--- START Items ---

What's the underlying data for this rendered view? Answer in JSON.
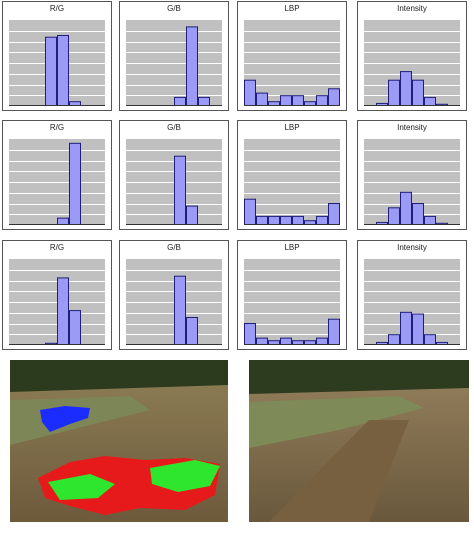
{
  "chart_data": [
    {
      "type": "bar",
      "title": "R/G",
      "values": [
        0,
        0,
        0,
        0.8,
        0.82,
        0.05,
        0,
        0
      ],
      "ylim": [
        0,
        1
      ],
      "grid": true
    },
    {
      "type": "bar",
      "title": "G/B",
      "values": [
        0,
        0,
        0,
        0,
        0.1,
        0.92,
        0.1,
        0
      ],
      "ylim": [
        0,
        1
      ],
      "grid": true
    },
    {
      "type": "bar",
      "title": "LBP",
      "values": [
        0.3,
        0.15,
        0.05,
        0.12,
        0.12,
        0.05,
        0.12,
        0.2
      ],
      "ylim": [
        0,
        1
      ],
      "grid": true
    },
    {
      "type": "bar",
      "title": "Intensity",
      "values": [
        0,
        0.03,
        0.3,
        0.4,
        0.3,
        0.1,
        0.02,
        0
      ],
      "ylim": [
        0,
        1
      ],
      "grid": true
    },
    {
      "type": "bar",
      "title": "R/G",
      "values": [
        0,
        0,
        0,
        0,
        0.08,
        0.95,
        0,
        0
      ],
      "ylim": [
        0,
        1
      ],
      "grid": true
    },
    {
      "type": "bar",
      "title": "G/B",
      "values": [
        0,
        0,
        0,
        0,
        0.8,
        0.22,
        0,
        0
      ],
      "ylim": [
        0,
        1
      ],
      "grid": true
    },
    {
      "type": "bar",
      "title": "LBP",
      "values": [
        0.3,
        0.1,
        0.1,
        0.1,
        0.1,
        0.05,
        0.1,
        0.25
      ],
      "ylim": [
        0,
        1
      ],
      "grid": true
    },
    {
      "type": "bar",
      "title": "Intensity",
      "values": [
        0,
        0.03,
        0.2,
        0.38,
        0.25,
        0.1,
        0.02,
        0
      ],
      "ylim": [
        0,
        1
      ],
      "grid": true
    },
    {
      "type": "bar",
      "title": "R/G",
      "values": [
        0,
        0,
        0,
        0.02,
        0.78,
        0.4,
        0,
        0
      ],
      "ylim": [
        0,
        1
      ],
      "grid": true
    },
    {
      "type": "bar",
      "title": "G/B",
      "values": [
        0,
        0,
        0,
        0,
        0.8,
        0.32,
        0,
        0
      ],
      "ylim": [
        0,
        1
      ],
      "grid": true
    },
    {
      "type": "bar",
      "title": "LBP",
      "values": [
        0.25,
        0.08,
        0.05,
        0.08,
        0.05,
        0.05,
        0.08,
        0.3
      ],
      "ylim": [
        0,
        1
      ],
      "grid": true
    },
    {
      "type": "bar",
      "title": "Intensity",
      "values": [
        0,
        0.03,
        0.12,
        0.38,
        0.36,
        0.12,
        0.03,
        0
      ],
      "ylim": [
        0,
        1
      ],
      "grid": true
    }
  ],
  "colors": {
    "bar_fill": "#9b9bf5",
    "bar_stroke": "#1f1f7a",
    "plot_bg": "#c0c0c0",
    "grid": "#ffffff",
    "label_blue": "#1a2cff",
    "label_green": "#2ee62e",
    "label_red": "#e61a1a"
  },
  "photos": [
    {
      "name": "segmented-terrain-photo",
      "overlay": true
    },
    {
      "name": "original-terrain-photo",
      "overlay": false
    }
  ]
}
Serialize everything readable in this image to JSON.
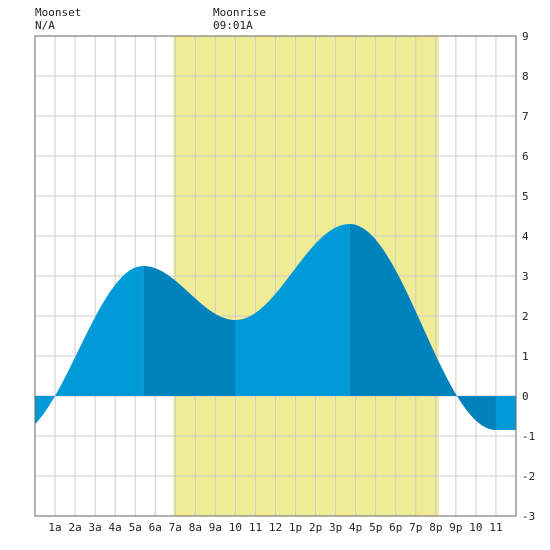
{
  "header": {
    "moonset_label": "Moonset",
    "moonset_value": "N/A",
    "moonrise_label": "Moonrise",
    "moonrise_value": "09:01A"
  },
  "colors": {
    "background": "#ffffff",
    "grid": "#cccccc",
    "daylight": "#f0ec96",
    "tide_light": "#009ad9",
    "tide_dark": "#0082bd",
    "border": "#666666"
  },
  "chart_data": {
    "type": "area",
    "title": "",
    "xlabel": "",
    "ylabel": "",
    "xlim": [
      0,
      24
    ],
    "ylim": [
      -3,
      9
    ],
    "x_ticks": [
      {
        "h": 1,
        "label": "1a"
      },
      {
        "h": 2,
        "label": "2a"
      },
      {
        "h": 3,
        "label": "3a"
      },
      {
        "h": 4,
        "label": "4a"
      },
      {
        "h": 5,
        "label": "5a"
      },
      {
        "h": 6,
        "label": "6a"
      },
      {
        "h": 7,
        "label": "7a"
      },
      {
        "h": 8,
        "label": "8a"
      },
      {
        "h": 9,
        "label": "9a"
      },
      {
        "h": 10,
        "label": "10"
      },
      {
        "h": 11,
        "label": "11"
      },
      {
        "h": 12,
        "label": "12"
      },
      {
        "h": 13,
        "label": "1p"
      },
      {
        "h": 14,
        "label": "2p"
      },
      {
        "h": 15,
        "label": "3p"
      },
      {
        "h": 16,
        "label": "4p"
      },
      {
        "h": 17,
        "label": "5p"
      },
      {
        "h": 18,
        "label": "6p"
      },
      {
        "h": 19,
        "label": "7p"
      },
      {
        "h": 20,
        "label": "8p"
      },
      {
        "h": 21,
        "label": "9p"
      },
      {
        "h": 22,
        "label": "10"
      },
      {
        "h": 23,
        "label": "11"
      }
    ],
    "y_ticks": [
      "-3",
      "-2",
      "-1",
      "0",
      "1",
      "2",
      "3",
      "4",
      "5",
      "6",
      "7",
      "8",
      "9"
    ],
    "daylight": {
      "start": 6.9,
      "end": 20.15
    },
    "moonrise_hour": 9.02,
    "tide_extremes": [
      {
        "hour": -1.1,
        "height": -1.0
      },
      {
        "hour": 5.4,
        "height": 3.25
      },
      {
        "hour": 10.0,
        "height": 1.9
      },
      {
        "hour": 15.7,
        "height": 4.3
      },
      {
        "hour": 23.0,
        "height": -0.85
      }
    ]
  }
}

--- END Items ---

*Goal*
Omit any images, then output the listing exactly.

*Task result*
What's the underlying data for this rendered view? Answer in JSON.
{
  "chart_data": [
    {
      "type": "bar",
      "title": "R/G",
      "values": [
        0,
        0,
        0,
        0.8,
        0.82,
        0.05,
        0,
        0
      ],
      "ylim": [
        0,
        1
      ],
      "grid": true
    },
    {
      "type": "bar",
      "title": "G/B",
      "values": [
        0,
        0,
        0,
        0,
        0.1,
        0.92,
        0.1,
        0
      ],
      "ylim": [
        0,
        1
      ],
      "grid": true
    },
    {
      "type": "bar",
      "title": "LBP",
      "values": [
        0.3,
        0.15,
        0.05,
        0.12,
        0.12,
        0.05,
        0.12,
        0.2
      ],
      "ylim": [
        0,
        1
      ],
      "grid": true
    },
    {
      "type": "bar",
      "title": "Intensity",
      "values": [
        0,
        0.03,
        0.3,
        0.4,
        0.3,
        0.1,
        0.02,
        0
      ],
      "ylim": [
        0,
        1
      ],
      "grid": true
    },
    {
      "type": "bar",
      "title": "R/G",
      "values": [
        0,
        0,
        0,
        0,
        0.08,
        0.95,
        0,
        0
      ],
      "ylim": [
        0,
        1
      ],
      "grid": true
    },
    {
      "type": "bar",
      "title": "G/B",
      "values": [
        0,
        0,
        0,
        0,
        0.8,
        0.22,
        0,
        0
      ],
      "ylim": [
        0,
        1
      ],
      "grid": true
    },
    {
      "type": "bar",
      "title": "LBP",
      "values": [
        0.3,
        0.1,
        0.1,
        0.1,
        0.1,
        0.05,
        0.1,
        0.25
      ],
      "ylim": [
        0,
        1
      ],
      "grid": true
    },
    {
      "type": "bar",
      "title": "Intensity",
      "values": [
        0,
        0.03,
        0.2,
        0.38,
        0.25,
        0.1,
        0.02,
        0
      ],
      "ylim": [
        0,
        1
      ],
      "grid": true
    },
    {
      "type": "bar",
      "title": "R/G",
      "values": [
        0,
        0,
        0,
        0.02,
        0.78,
        0.4,
        0,
        0
      ],
      "ylim": [
        0,
        1
      ],
      "grid": true
    },
    {
      "type": "bar",
      "title": "G/B",
      "values": [
        0,
        0,
        0,
        0,
        0.8,
        0.32,
        0,
        0
      ],
      "ylim": [
        0,
        1
      ],
      "grid": true
    },
    {
      "type": "bar",
      "title": "LBP",
      "values": [
        0.25,
        0.08,
        0.05,
        0.08,
        0.05,
        0.05,
        0.08,
        0.3
      ],
      "ylim": [
        0,
        1
      ],
      "grid": true
    },
    {
      "type": "bar",
      "title": "Intensity",
      "values": [
        0,
        0.03,
        0.12,
        0.38,
        0.36,
        0.12,
        0.03,
        0
      ],
      "ylim": [
        0,
        1
      ],
      "grid": true
    }
  ],
  "colors": {
    "bar_fill": "#9b9bf5",
    "bar_stroke": "#1f1f7a",
    "plot_bg": "#c0c0c0",
    "grid": "#ffffff",
    "label_blue": "#1a2cff",
    "label_green": "#2ee62e",
    "label_red": "#e61a1a"
  },
  "photos": [
    {
      "name": "segmented-terrain-photo",
      "overlay": true
    },
    {
      "name": "original-terrain-photo",
      "overlay": false
    }
  ]
}
Serialize everything readable in this image to JSON.
{
  "header": {
    "moonset_label": "Moonset",
    "moonset_value": "N/A",
    "moonrise_label": "Moonrise",
    "moonrise_value": "09:01A"
  },
  "colors": {
    "background": "#ffffff",
    "grid": "#cccccc",
    "daylight": "#f0ec96",
    "tide_light": "#009ad9",
    "tide_dark": "#0082bd",
    "border": "#666666"
  },
  "chart_data": {
    "type": "area",
    "title": "",
    "xlabel": "",
    "ylabel": "",
    "xlim": [
      0,
      24
    ],
    "ylim": [
      -3,
      9
    ],
    "x_ticks": [
      {
        "h": 1,
        "label": "1a"
      },
      {
        "h": 2,
        "label": "2a"
      },
      {
        "h": 3,
        "label": "3a"
      },
      {
        "h": 4,
        "label": "4a"
      },
      {
        "h": 5,
        "label": "5a"
      },
      {
        "h": 6,
        "label": "6a"
      },
      {
        "h": 7,
        "label": "7a"
      },
      {
        "h": 8,
        "label": "8a"
      },
      {
        "h": 9,
        "label": "9a"
      },
      {
        "h": 10,
        "label": "10"
      },
      {
        "h": 11,
        "label": "11"
      },
      {
        "h": 12,
        "label": "12"
      },
      {
        "h": 13,
        "label": "1p"
      },
      {
        "h": 14,
        "label": "2p"
      },
      {
        "h": 15,
        "label": "3p"
      },
      {
        "h": 16,
        "label": "4p"
      },
      {
        "h": 17,
        "label": "5p"
      },
      {
        "h": 18,
        "label": "6p"
      },
      {
        "h": 19,
        "label": "7p"
      },
      {
        "h": 20,
        "label": "8p"
      },
      {
        "h": 21,
        "label": "9p"
      },
      {
        "h": 22,
        "label": "10"
      },
      {
        "h": 23,
        "label": "11"
      }
    ],
    "y_ticks": [
      "-3",
      "-2",
      "-1",
      "0",
      "1",
      "2",
      "3",
      "4",
      "5",
      "6",
      "7",
      "8",
      "9"
    ],
    "daylight": {
      "start": 6.9,
      "end": 20.15
    },
    "moonrise_hour": 9.02,
    "tide_extremes": [
      {
        "hour": -1.1,
        "height": -1.0
      },
      {
        "hour": 5.4,
        "height": 3.25
      },
      {
        "hour": 10.0,
        "height": 1.9
      },
      {
        "hour": 15.7,
        "height": 4.3
      },
      {
        "hour": 23.0,
        "height": -0.85
      }
    ]
  }
}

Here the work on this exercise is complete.